## begin EXERCISE INPUTS

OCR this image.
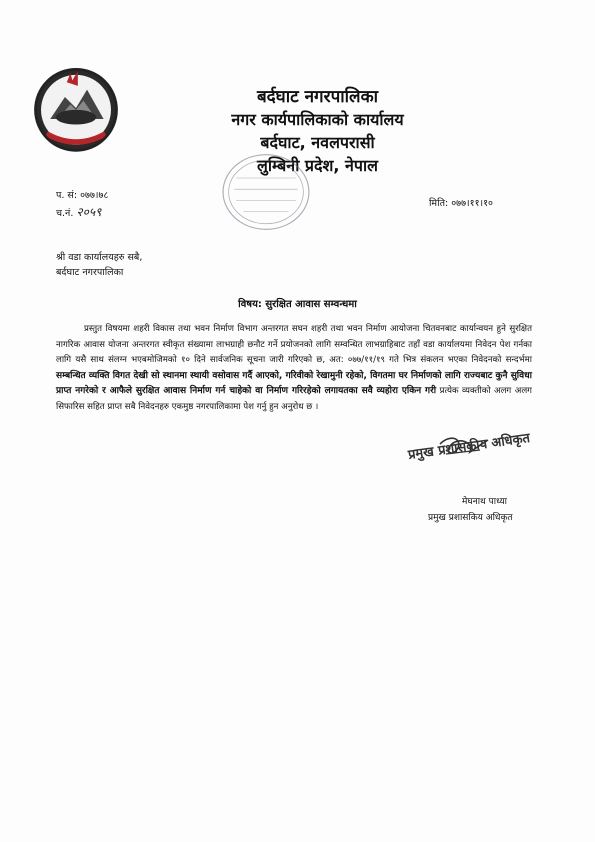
बर्दघाट नगरपालिका
नगर कार्यपालिकाको कार्यालय
बर्दघाट, नवलपरासी
लुम्बिनी प्रदेश, नेपाल
प. सं: ०७७।७८
च.नं. २०५९
मिति: ०७७।११।१०
श्री वडा कार्यालयहरु सबै,
बर्दघाट नगरपालिका
विषय: सुरक्षित आवास सम्वन्धमा
प्रस्तुत विषयमा शहरी विकास तथा भवन निर्माण विभाग अन्तरगत सघन शहरी तथा भवन निर्माण आयोजना चितवनबाट कार्यान्वयन हुने सुरक्षित नागरिक आवास योजना अन्तरगत स्वीकृत संख्यामा लाभग्राही छनौट गर्ने प्रयोजनको लागि सम्वन्धित लाभग्राहिबाट तहाँ वडा कार्यालयमा निवेदन पेश गर्नका लागि यसै साथ संलग्न भएबमोजिमको १० दिने सार्वजनिक सूचना जारी गरिएको छ, अत: ०७७/११/१९ गते भित्र संकलन भएका निवेदनको सन्दर्भमा सम्बन्धित व्यक्ति विगत देखी सो स्थानमा स्थायी वसोवास गर्दै आएको, गरिवीको रेखामुनी रहेको, विगतमा घर निर्माणको लागि राज्यबाट कुनै सुविधा प्राप्त नगरेको र आफैले सुरक्षित आवास निर्माण गर्न चाहेको वा निर्माण गरिरहेको लगायतका सवै व्यहोरा एकिन गरी प्रत्येक व्यक्तीको अलग अलग सिफारिस सहित प्राप्त सबै निवेदनहरु एकमुष्ठ नगरपालिकामा पेश गर्नु हुन अनुरोध छ ।
प्रमुख प्रशासकीय अधिकृत
मेघनाथ पाध्या
प्रमुख प्रशासकिय अधिकृत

## end EXERCISE INPUTS

Go back to the records above and write them out exactly, without the pictures.

■ **RESULT BELOW**
OCR this image.
बर्दघाट नगरपालिका
नगर कार्यपालिकाको कार्यालय
बर्दघाट, नवलपरासी
लुम्बिनी प्रदेश, नेपाल
प. सं: ०७७।७८
च.नं. २०५९
मिति: ०७७।११।१०
श्री वडा कार्यालयहरु सबै,
बर्दघाट नगरपालिका
विषय: सुरक्षित आवास सम्वन्धमा
प्रस्तुत विषयमा शहरी विकास तथा भवन निर्माण विभाग अन्तरगत सघन शहरी तथा भवन निर्माण आयोजना चितवनबाट कार्यान्वयन हुने सुरक्षित नागरिक आवास योजना अन्तरगत स्वीकृत संख्यामा लाभग्राही छनौट गर्ने प्रयोजनको लागि सम्वन्धित लाभग्राहिबाट तहाँ वडा कार्यालयमा निवेदन पेश गर्नका लागि यसै साथ संलग्न भएबमोजिमको १० दिने सार्वजनिक सूचना जारी गरिएको छ, अत: ०७७/११/१९ गते भित्र संकलन भएका निवेदनको सन्दर्भमा सम्बन्धित व्यक्ति विगत देखी सो स्थानमा स्थायी वसोवास गर्दै आएको, गरिवीको रेखामुनी रहेको, विगतमा घर निर्माणको लागि राज्यबाट कुनै सुविधा प्राप्त नगरेको र आफैले सुरक्षित आवास निर्माण गर्न चाहेको वा निर्माण गरिरहेको लगायतका सवै व्यहोरा एकिन गरी प्रत्येक व्यक्तीको अलग अलग सिफारिस सहित प्राप्त सबै निवेदनहरु एकमुष्ठ नगरपालिकामा पेश गर्नु हुन अनुरोध छ ।
प्रमुख प्रशासकीय अधिकृत
मेघनाथ पाध्या
प्रमुख प्रशासकिय अधिकृत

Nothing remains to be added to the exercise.